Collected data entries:

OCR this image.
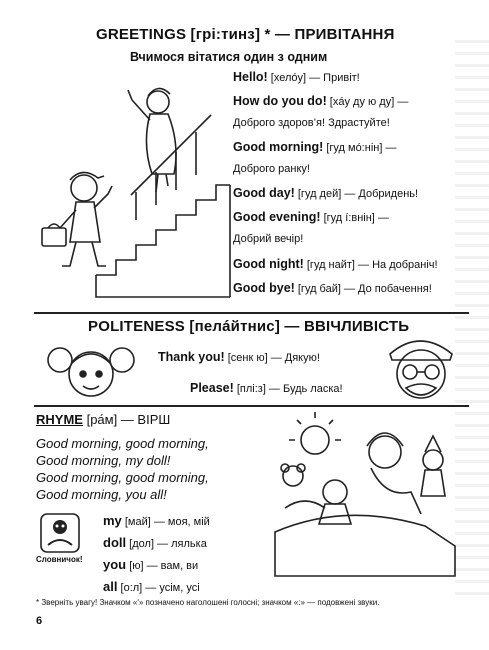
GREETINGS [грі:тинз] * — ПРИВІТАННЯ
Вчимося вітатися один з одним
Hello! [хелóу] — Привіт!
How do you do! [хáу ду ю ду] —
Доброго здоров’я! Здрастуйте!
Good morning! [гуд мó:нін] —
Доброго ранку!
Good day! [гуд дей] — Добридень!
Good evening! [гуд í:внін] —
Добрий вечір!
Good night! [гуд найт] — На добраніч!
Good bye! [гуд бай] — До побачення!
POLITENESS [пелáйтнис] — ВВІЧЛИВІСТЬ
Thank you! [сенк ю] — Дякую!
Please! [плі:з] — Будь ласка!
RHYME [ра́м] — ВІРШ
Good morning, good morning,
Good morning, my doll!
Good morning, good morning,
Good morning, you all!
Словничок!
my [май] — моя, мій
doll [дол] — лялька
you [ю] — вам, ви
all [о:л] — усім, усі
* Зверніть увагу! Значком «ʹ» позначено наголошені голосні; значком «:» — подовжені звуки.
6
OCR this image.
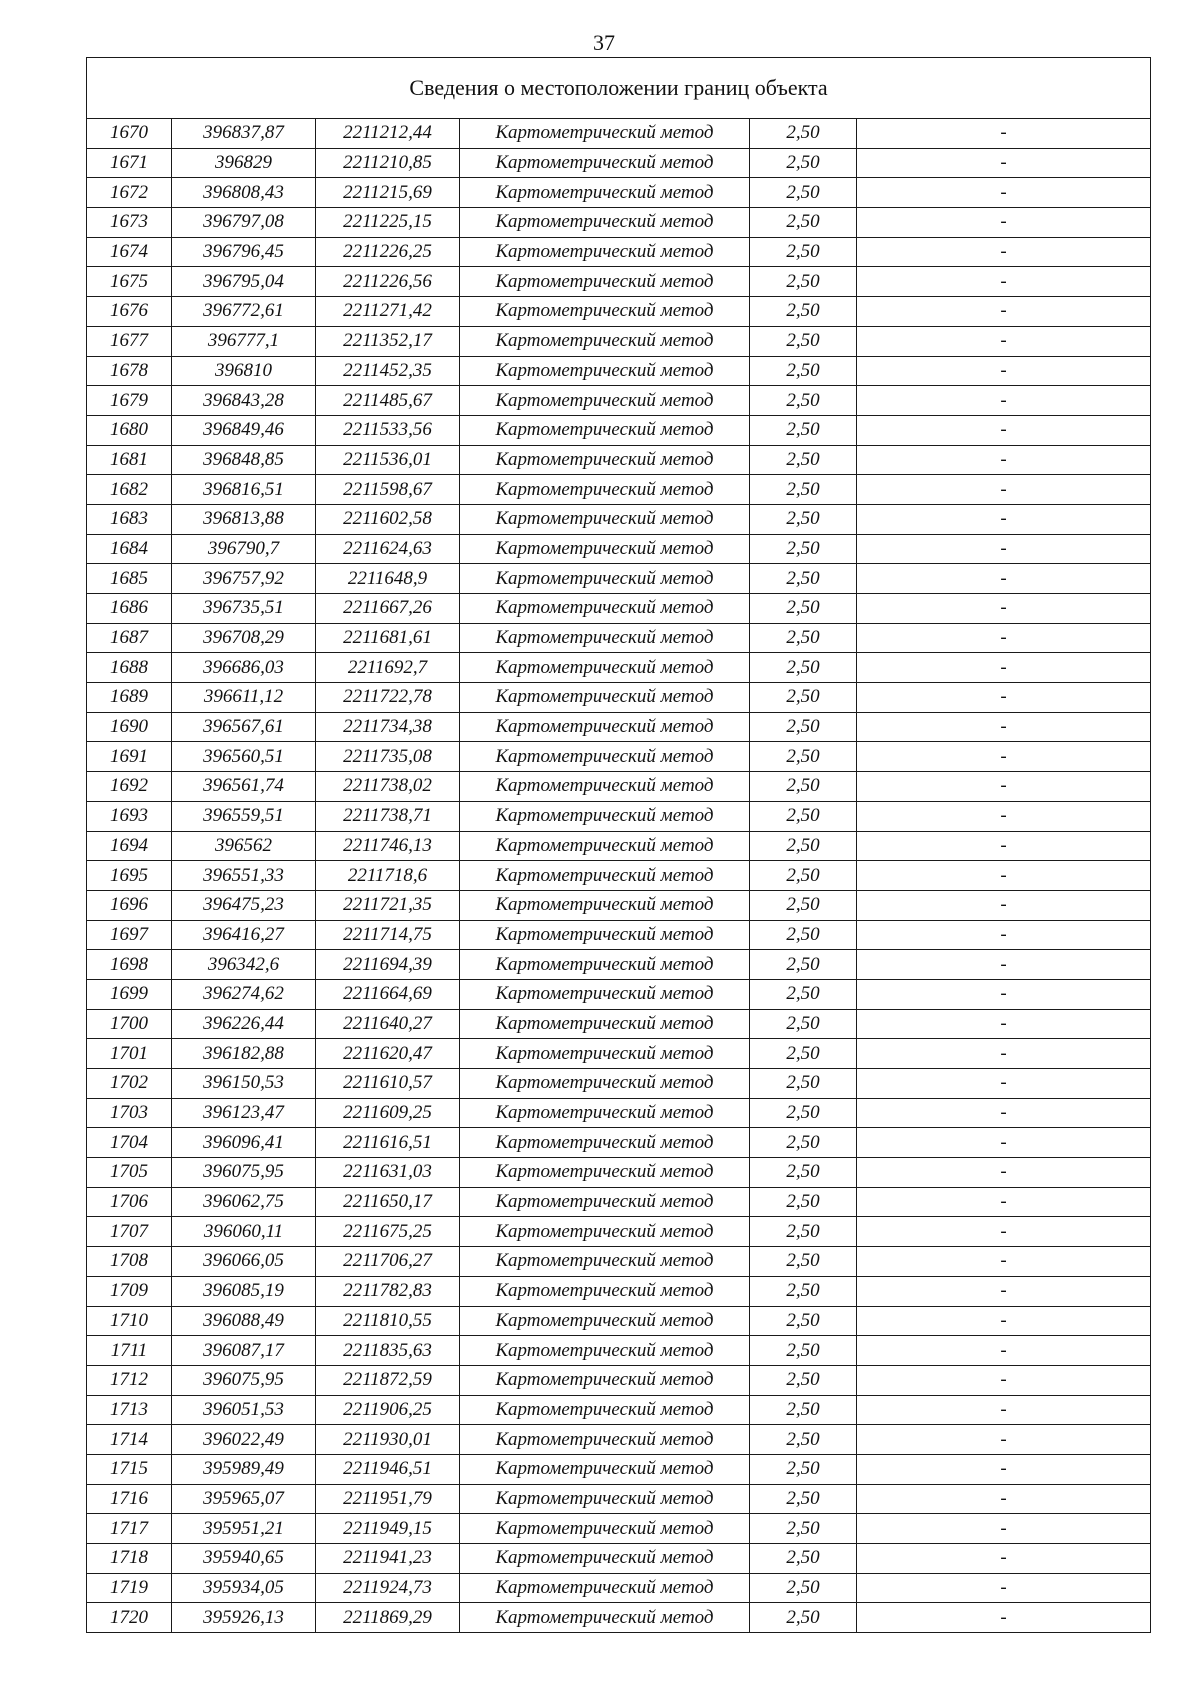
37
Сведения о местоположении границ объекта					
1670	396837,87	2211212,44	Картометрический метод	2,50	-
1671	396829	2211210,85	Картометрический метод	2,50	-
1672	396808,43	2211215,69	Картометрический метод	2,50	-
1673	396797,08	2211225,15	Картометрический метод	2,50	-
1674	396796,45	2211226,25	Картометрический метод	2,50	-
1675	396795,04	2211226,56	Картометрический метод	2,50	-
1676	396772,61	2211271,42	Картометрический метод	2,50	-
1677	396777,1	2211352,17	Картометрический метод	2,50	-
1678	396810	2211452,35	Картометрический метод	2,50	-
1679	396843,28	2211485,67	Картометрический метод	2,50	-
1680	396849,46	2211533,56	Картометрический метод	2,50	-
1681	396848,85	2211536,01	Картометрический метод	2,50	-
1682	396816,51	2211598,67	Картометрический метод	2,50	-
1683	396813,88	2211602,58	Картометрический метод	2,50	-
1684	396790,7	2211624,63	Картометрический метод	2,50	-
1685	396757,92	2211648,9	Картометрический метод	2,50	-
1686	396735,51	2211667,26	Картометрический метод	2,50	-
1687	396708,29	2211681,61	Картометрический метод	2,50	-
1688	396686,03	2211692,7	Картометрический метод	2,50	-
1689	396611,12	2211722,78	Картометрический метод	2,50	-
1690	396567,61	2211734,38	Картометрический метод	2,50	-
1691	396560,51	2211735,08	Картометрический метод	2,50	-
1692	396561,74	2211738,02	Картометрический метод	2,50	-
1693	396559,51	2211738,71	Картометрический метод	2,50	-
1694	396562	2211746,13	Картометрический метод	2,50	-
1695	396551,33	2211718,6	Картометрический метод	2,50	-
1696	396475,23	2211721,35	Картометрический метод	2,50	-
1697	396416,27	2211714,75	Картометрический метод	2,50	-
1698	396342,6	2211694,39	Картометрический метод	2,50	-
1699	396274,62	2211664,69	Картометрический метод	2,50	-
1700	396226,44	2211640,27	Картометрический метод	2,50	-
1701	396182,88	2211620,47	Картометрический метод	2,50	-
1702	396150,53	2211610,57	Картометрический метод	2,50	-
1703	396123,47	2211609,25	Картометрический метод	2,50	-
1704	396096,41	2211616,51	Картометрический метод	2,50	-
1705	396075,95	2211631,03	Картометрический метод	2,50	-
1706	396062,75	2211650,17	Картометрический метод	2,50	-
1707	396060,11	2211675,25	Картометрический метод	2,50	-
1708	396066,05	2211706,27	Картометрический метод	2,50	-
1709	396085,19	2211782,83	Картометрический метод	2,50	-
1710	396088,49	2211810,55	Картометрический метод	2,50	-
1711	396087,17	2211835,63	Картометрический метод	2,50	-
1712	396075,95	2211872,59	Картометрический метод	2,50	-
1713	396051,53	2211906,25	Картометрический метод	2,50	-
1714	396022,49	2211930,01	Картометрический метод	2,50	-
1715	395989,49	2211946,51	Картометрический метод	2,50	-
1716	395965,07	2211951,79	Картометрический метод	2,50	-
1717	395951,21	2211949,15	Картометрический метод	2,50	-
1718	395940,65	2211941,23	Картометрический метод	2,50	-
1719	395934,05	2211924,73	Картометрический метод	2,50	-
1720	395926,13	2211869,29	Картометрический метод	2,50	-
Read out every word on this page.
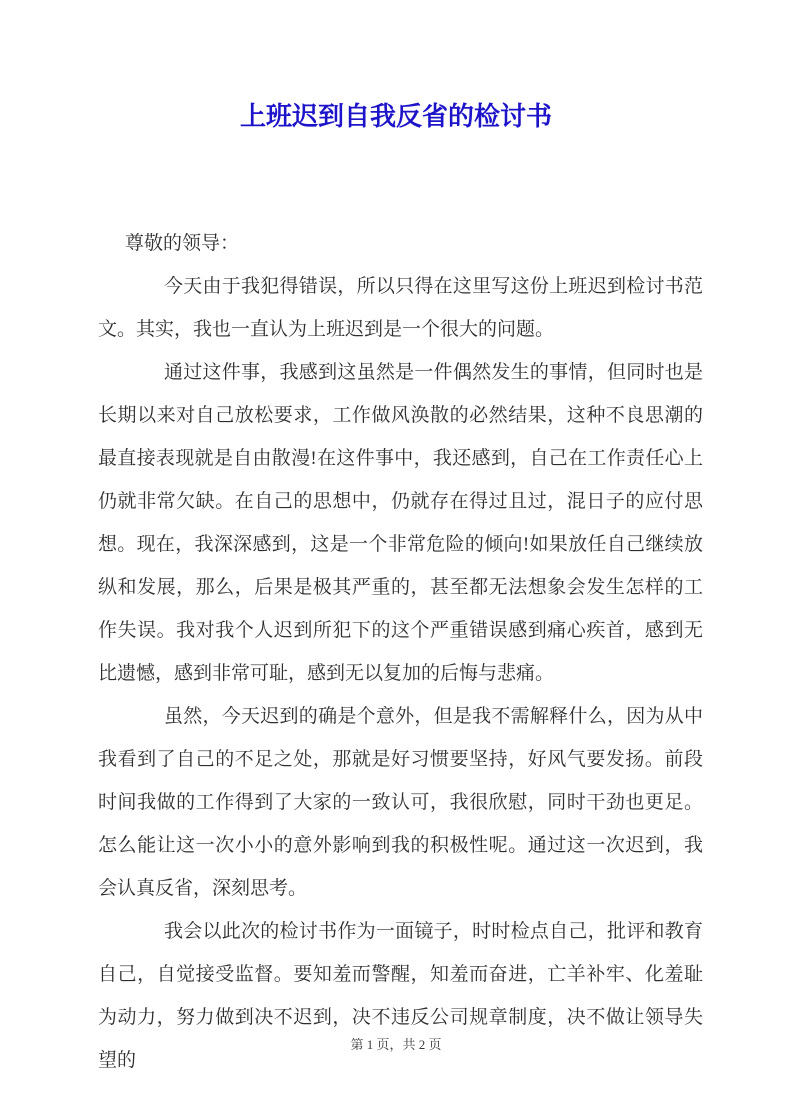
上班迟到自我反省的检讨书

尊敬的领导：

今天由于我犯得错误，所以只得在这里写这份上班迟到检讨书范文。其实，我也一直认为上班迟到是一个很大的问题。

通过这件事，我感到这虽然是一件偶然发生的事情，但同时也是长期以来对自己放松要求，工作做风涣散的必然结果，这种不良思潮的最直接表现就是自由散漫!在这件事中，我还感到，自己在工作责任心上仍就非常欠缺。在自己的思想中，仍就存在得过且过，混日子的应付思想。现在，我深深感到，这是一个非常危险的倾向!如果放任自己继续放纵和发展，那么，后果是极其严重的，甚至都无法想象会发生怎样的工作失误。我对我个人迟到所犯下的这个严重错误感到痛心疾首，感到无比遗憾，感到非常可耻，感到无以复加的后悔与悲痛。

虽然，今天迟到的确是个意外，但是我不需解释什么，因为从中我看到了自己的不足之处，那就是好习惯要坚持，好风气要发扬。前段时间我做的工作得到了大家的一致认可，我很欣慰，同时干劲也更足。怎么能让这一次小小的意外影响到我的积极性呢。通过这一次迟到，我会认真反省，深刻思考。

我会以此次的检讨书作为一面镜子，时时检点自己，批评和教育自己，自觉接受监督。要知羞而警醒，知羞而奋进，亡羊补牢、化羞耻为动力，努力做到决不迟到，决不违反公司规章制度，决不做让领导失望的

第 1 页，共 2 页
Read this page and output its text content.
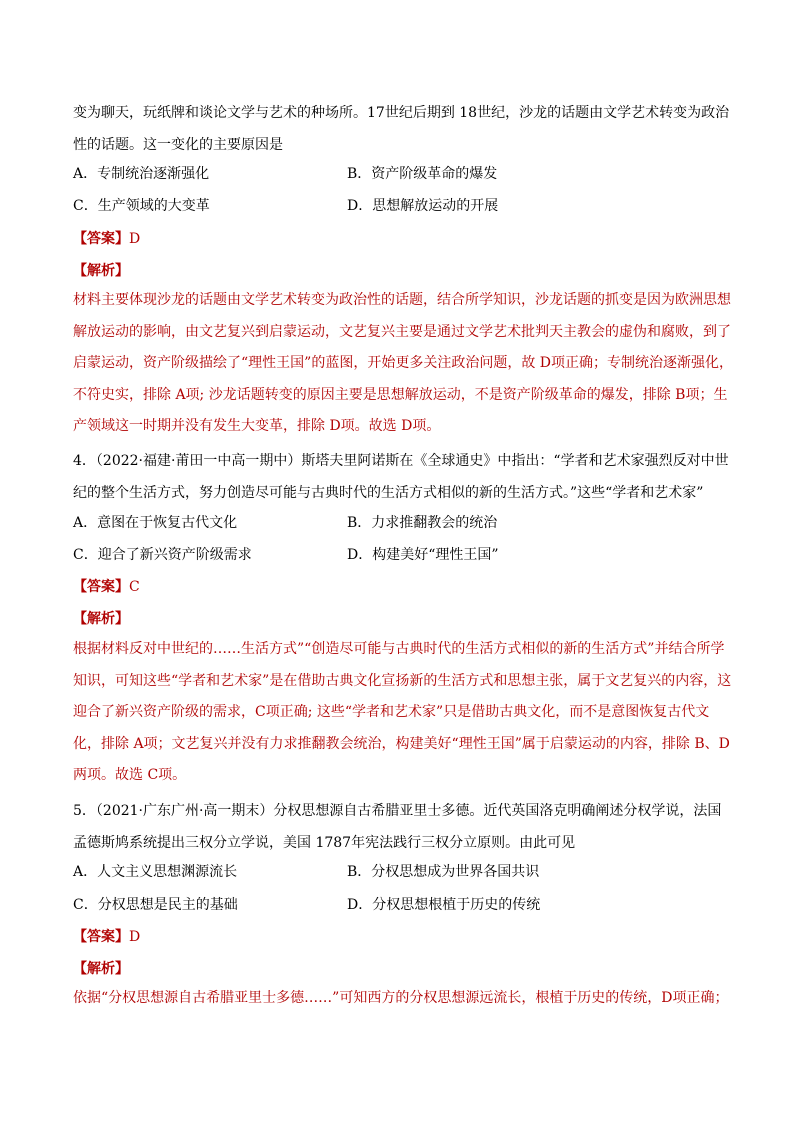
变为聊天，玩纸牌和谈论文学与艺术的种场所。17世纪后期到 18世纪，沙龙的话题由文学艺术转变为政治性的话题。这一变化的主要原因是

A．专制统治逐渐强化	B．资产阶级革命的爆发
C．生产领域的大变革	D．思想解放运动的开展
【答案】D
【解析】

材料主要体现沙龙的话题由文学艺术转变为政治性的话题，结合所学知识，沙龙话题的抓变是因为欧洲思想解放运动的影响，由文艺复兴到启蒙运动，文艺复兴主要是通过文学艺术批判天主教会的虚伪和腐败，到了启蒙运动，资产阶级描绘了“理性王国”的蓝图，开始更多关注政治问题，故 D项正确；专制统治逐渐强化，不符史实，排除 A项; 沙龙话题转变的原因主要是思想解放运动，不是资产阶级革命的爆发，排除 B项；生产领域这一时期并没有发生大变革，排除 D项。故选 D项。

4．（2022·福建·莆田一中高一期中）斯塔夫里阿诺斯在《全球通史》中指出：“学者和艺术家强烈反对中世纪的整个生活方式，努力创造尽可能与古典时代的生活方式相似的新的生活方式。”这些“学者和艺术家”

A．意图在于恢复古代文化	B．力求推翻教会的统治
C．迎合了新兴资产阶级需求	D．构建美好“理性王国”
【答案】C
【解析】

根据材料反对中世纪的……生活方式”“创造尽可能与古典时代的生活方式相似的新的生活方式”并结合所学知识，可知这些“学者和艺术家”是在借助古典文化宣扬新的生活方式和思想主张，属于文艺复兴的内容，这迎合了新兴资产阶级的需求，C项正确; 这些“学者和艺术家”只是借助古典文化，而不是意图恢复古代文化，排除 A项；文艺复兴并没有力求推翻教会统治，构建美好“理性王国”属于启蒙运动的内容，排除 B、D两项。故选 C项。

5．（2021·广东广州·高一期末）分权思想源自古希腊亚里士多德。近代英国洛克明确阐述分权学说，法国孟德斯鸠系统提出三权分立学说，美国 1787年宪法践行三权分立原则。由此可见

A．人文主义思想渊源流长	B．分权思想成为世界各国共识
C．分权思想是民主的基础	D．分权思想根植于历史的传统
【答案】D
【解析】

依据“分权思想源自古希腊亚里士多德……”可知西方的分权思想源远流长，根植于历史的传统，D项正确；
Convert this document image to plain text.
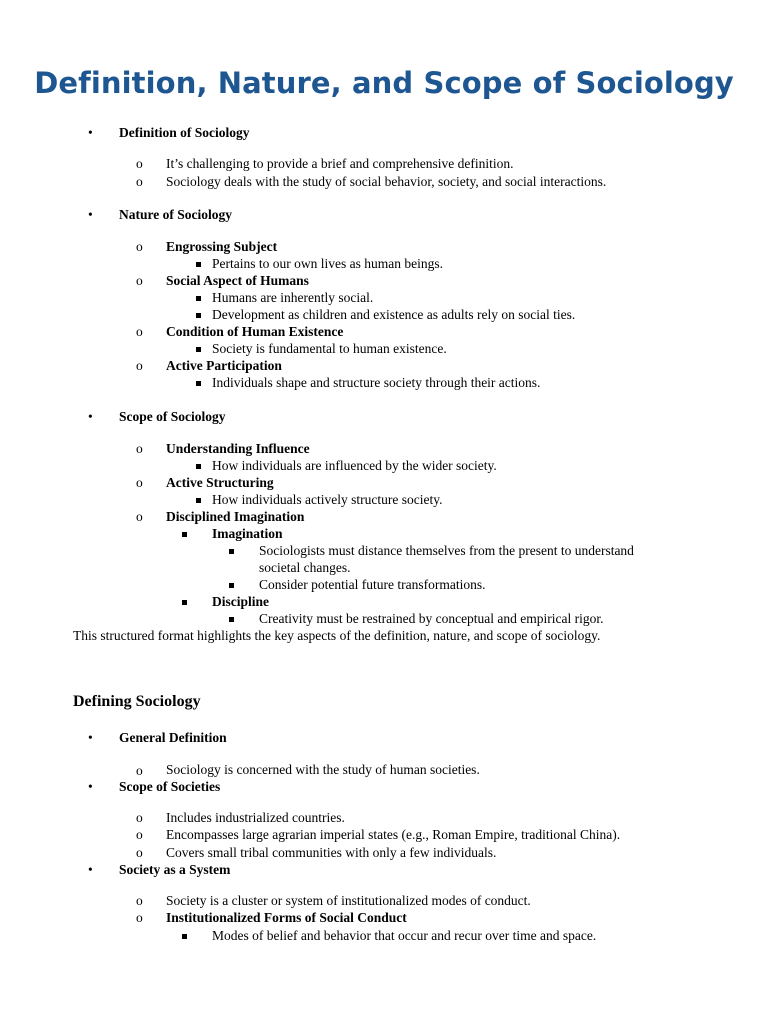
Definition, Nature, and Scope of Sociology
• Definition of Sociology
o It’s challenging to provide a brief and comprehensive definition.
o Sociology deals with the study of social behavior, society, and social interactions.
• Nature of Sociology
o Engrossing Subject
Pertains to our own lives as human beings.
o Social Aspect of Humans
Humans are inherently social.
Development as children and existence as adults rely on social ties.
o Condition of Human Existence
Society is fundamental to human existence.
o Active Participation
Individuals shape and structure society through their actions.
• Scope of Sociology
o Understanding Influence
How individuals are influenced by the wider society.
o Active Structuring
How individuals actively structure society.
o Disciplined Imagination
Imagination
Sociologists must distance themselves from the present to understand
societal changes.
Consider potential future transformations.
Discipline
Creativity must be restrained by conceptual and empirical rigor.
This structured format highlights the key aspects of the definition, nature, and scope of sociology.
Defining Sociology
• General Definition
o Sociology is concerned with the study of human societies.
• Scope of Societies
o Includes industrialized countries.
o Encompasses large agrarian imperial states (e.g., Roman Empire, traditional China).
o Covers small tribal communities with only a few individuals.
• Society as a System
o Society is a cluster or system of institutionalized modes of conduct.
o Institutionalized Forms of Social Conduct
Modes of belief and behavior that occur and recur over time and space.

Work to do
Count every line in the data where the string "D项正确" occurs. Give nothing except the number.

Correct output
2